What to produce: Please give the listing underneath again, exactly as shown.

Material for this task:
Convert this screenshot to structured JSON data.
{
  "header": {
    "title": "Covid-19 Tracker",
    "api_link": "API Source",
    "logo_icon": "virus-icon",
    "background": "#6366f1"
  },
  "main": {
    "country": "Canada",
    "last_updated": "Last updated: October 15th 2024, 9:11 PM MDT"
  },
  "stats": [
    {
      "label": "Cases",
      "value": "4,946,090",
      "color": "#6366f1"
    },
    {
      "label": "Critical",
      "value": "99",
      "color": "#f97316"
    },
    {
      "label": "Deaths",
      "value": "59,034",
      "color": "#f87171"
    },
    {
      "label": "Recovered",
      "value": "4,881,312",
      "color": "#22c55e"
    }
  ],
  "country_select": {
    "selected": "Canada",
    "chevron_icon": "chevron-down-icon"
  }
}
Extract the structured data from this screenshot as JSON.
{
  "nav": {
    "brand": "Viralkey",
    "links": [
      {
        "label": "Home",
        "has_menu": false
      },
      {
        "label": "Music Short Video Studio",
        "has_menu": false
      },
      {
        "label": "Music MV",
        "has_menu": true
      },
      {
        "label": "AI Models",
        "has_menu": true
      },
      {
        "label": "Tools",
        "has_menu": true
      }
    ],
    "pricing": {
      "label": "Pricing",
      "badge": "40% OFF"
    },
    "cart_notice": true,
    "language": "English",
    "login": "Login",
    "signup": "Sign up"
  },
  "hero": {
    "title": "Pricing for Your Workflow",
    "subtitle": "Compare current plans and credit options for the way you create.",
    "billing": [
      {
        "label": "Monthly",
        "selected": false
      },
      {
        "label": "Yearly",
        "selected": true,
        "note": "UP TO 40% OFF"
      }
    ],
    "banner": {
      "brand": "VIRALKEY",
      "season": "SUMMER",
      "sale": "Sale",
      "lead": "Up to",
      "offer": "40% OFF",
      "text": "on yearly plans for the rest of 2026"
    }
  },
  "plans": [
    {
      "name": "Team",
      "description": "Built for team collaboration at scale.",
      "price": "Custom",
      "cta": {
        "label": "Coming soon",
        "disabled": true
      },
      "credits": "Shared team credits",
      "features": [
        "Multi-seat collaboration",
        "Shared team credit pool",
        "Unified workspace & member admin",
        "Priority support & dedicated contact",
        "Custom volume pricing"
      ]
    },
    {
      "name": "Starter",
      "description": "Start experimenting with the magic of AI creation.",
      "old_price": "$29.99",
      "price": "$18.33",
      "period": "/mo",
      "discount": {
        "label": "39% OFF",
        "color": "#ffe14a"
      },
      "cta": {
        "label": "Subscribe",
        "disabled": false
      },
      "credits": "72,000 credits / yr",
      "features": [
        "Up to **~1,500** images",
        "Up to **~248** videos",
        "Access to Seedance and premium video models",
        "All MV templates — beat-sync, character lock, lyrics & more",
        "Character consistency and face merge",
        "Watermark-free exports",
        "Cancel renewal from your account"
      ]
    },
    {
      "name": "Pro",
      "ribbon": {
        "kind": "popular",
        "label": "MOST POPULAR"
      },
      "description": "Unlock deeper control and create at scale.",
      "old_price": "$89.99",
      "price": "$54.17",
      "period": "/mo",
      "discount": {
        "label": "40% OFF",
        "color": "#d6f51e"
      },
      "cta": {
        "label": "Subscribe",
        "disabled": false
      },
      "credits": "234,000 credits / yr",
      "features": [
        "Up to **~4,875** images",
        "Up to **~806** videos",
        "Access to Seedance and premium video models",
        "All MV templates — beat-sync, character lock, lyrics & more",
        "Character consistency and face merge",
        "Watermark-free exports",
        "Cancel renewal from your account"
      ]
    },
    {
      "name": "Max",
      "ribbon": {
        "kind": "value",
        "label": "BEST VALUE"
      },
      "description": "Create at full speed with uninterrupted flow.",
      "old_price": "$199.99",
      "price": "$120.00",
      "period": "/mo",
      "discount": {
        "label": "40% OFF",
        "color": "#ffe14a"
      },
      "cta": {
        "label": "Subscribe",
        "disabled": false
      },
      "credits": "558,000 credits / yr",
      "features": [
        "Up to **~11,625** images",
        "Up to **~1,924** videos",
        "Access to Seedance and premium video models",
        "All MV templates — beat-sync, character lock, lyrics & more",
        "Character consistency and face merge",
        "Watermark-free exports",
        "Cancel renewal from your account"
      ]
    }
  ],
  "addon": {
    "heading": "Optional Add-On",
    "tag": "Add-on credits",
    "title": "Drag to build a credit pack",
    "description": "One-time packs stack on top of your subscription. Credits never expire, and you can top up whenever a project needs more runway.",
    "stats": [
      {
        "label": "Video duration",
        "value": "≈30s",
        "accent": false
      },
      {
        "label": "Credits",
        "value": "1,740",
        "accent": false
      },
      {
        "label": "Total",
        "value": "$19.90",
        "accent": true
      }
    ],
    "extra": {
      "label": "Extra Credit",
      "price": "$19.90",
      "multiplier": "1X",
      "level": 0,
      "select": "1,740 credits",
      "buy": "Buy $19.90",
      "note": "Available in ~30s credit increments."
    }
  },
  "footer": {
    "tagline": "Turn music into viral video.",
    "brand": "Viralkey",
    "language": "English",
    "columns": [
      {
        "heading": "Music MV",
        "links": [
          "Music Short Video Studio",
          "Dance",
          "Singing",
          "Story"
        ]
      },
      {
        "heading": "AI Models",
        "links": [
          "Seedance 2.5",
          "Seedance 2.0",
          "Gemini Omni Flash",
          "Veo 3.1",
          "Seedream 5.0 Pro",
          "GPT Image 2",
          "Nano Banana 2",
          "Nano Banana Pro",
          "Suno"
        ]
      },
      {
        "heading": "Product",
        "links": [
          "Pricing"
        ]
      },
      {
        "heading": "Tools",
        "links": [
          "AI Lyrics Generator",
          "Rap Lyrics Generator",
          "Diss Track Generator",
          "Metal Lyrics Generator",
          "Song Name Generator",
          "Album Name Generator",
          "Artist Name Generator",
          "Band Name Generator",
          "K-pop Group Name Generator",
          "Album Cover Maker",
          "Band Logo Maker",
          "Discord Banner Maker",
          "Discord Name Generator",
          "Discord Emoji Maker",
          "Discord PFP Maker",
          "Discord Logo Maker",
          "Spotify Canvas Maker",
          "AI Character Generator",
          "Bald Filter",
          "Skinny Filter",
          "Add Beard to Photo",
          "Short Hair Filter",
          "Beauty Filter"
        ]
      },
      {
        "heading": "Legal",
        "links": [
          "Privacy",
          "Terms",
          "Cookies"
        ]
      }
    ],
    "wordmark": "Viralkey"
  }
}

Finished task:
Convert this screenshot to structured JSON data.
{
  "header": {
    "title": "Covid-19 Tracker",
    "api_link": "API Source",
    "logo_icon": "virus-icon",
    "background": "#6366f1"
  },
  "main": {
    "country": "Canada",
    "last_updated": "Last updated: October 15th 2024, 9:11 PM MDT"
  },
  "stats": [
    {
      "label": "Cases",
      "value": "4,946,090",
      "color": "#6366f1"
    },
    {
      "label": "Critical",
      "value": "99",
      "color": "#f97316"
    },
    {
      "label": "Deaths",
      "value": "59,034",
      "color": "#f87171"
    },
    {
      "label": "Recovered",
      "value": "4,881,312",
      "color": "#22c55e"
    }
  ],
  "country_select": {
    "selected": "Canada",
    "chevron_icon": "chevron-down-icon"
  }
}
Extract the structured data from this screenshot as JSON.
{
  "nav": {
    "brand": "Viralkey",
    "links": [
      {
        "label": "Home",
        "has_menu": false
      },
      {
        "label": "Music Short Video Studio",
        "has_menu": false
      },
      {
        "label": "Music MV",
        "has_menu": true
      },
      {
        "label": "AI Models",
        "has_menu": true
      },
      {
        "label": "Tools",
        "has_menu": true
      }
    ],
    "pricing": {
      "label": "Pricing",
      "badge": "40% OFF"
    },
    "cart_notice": true,
    "language": "English",
    "login": "Login",
    "signup": "Sign up"
  },
  "hero": {
    "title": "Pricing for Your Workflow",
    "subtitle": "Compare current plans and credit options for the way you create.",
    "billing": [
      {
        "label": "Monthly",
        "selected": false
      },
      {
        "label": "Yearly",
        "selected": true,
        "note": "UP TO 40% OFF"
      }
    ],
    "banner": {
      "brand": "VIRALKEY",
      "season": "SUMMER",
      "sale": "Sale",
      "lead": "Up to",
      "offer": "40% OFF",
      "text": "on yearly plans for the rest of 2026"
    }
  },
  "plans": [
    {
      "name": "Team",
      "description": "Built for team collaboration at scale.",
      "price": "Custom",
      "cta": {
        "label": "Coming soon",
        "disabled": true
      },
      "credits": "Shared team credits",
      "features": [
        "Multi-seat collaboration",
        "Shared team credit pool",
        "Unified workspace & member admin",
        "Priority support & dedicated contact",
        "Custom volume pricing"
      ]
    },
    {
      "name": "Starter",
      "description": "Start experimenting with the magic of AI creation.",
      "old_price": "$29.99",
      "price": "$18.33",
      "period": "/mo",
      "discount": {
        "label": "39% OFF",
        "color": "#ffe14a"
      },
      "cta": {
        "label": "Subscribe",
        "disabled": false
      },
      "credits": "72,000 credits / yr",
      "features": [
        "Up to **~1,500** images",
        "Up to **~248** videos",
        "Access to Seedance and premium video models",
        "All MV templates — beat-sync, character lock, lyrics & more",
        "Character consistency and face merge",
        "Watermark-free exports",
        "Cancel renewal from your account"
      ]
    },
    {
      "name": "Pro",
      "ribbon": {
        "kind": "popular",
        "label": "MOST POPULAR"
      },
      "description": "Unlock deeper control and create at scale.",
      "old_price": "$89.99",
      "price": "$54.17",
      "period": "/mo",
      "discount": {
        "label": "40% OFF",
        "color": "#d6f51e"
      },
      "cta": {
        "label": "Subscribe",
        "disabled": false
      },
      "credits": "234,000 credits / yr",
      "features": [
        "Up to **~4,875** images",
        "Up to **~806** videos",
        "Access to Seedance and premium video models",
        "All MV templates — beat-sync, character lock, lyrics & more",
        "Character consistency and face merge",
        "Watermark-free exports",
        "Cancel renewal from your account"
      ]
    },
    {
      "name": "Max",
      "ribbon": {
        "kind": "value",
        "label": "BEST VALUE"
      },
      "description": "Create at full speed with uninterrupted flow.",
      "old_price": "$199.99",
      "price": "$120.00",
      "period": "/mo",
      "discount": {
        "label": "40% OFF",
        "color": "#ffe14a"
      },
      "cta": {
        "label": "Subscribe",
        "disabled": false
      },
      "credits": "558,000 credits / yr",
      "features": [
        "Up to **~11,625** images",
        "Up to **~1,924** videos",
        "Access to Seedance and premium video models",
        "All MV templates — beat-sync, character lock, lyrics & more",
        "Character consistency and face merge",
        "Watermark-free exports",
        "Cancel renewal from your account"
      ]
    }
  ],
  "addon": {
    "heading": "Optional Add-On",
    "tag": "Add-on credits",
    "title": "Drag to build a credit pack",
    "description": "One-time packs stack on top of your subscription. Credits never expire, and you can top up whenever a project needs more runway.",
    "stats": [
      {
        "label": "Video duration",
        "value": "≈30s",
        "accent": false
      },
      {
        "label": "Credits",
        "value": "1,740",
        "accent": false
      },
      {
        "label": "Total",
        "value": "$19.90",
        "accent": true
      }
    ],
    "extra": {
      "label": "Extra Credit",
      "price": "$19.90",
      "multiplier": "1X",
      "level": 0,
      "select": "1,740 credits",
      "buy": "Buy $19.90",
      "note": "Available in ~30s credit increments."
    }
  },
  "footer": {
    "tagline": "Turn music into viral video.",
    "brand": "Viralkey",
    "language": "English",
    "columns": [
      {
        "heading": "Music MV",
        "links": [
          "Music Short Video Studio",
          "Dance",
          "Singing",
          "Story"
        ]
      },
      {
        "heading": "AI Models",
        "links": [
          "Seedance 2.5",
          "Seedance 2.0",
          "Gemini Omni Flash",
          "Veo 3.1",
          "Seedream 5.0 Pro",
          "GPT Image 2",
          "Nano Banana 2",
          "Nano Banana Pro",
          "Suno"
        ]
      },
      {
        "heading": "Product",
        "links": [
          "Pricing"
        ]
      },
      {
        "heading": "Tools",
        "links": [
          "AI Lyrics Generator",
          "Rap Lyrics Generator",
          "Diss Track Generator",
          "Metal Lyrics Generator",
          "Song Name Generator",
          "Album Name Generator",
          "Artist Name Generator",
          "Band Name Generator",
          "K-pop Group Name Generator",
          "Album Cover Maker",
          "Band Logo Maker",
          "Discord Banner Maker",
          "Discord Name Generator",
          "Discord Emoji Maker",
          "Discord PFP Maker",
          "Discord Logo Maker",
          "Spotify Canvas Maker",
          "AI Character Generator",
          "Bald Filter",
          "Skinny Filter",
          "Add Beard to Photo",
          "Short Hair Filter",
          "Beauty Filter"
        ]
      },
      {
        "heading": "Legal",
        "links": [
          "Privacy",
          "Terms",
          "Cookies"
        ]
      }
    ],
    "wordmark": "Viralkey"
  }
}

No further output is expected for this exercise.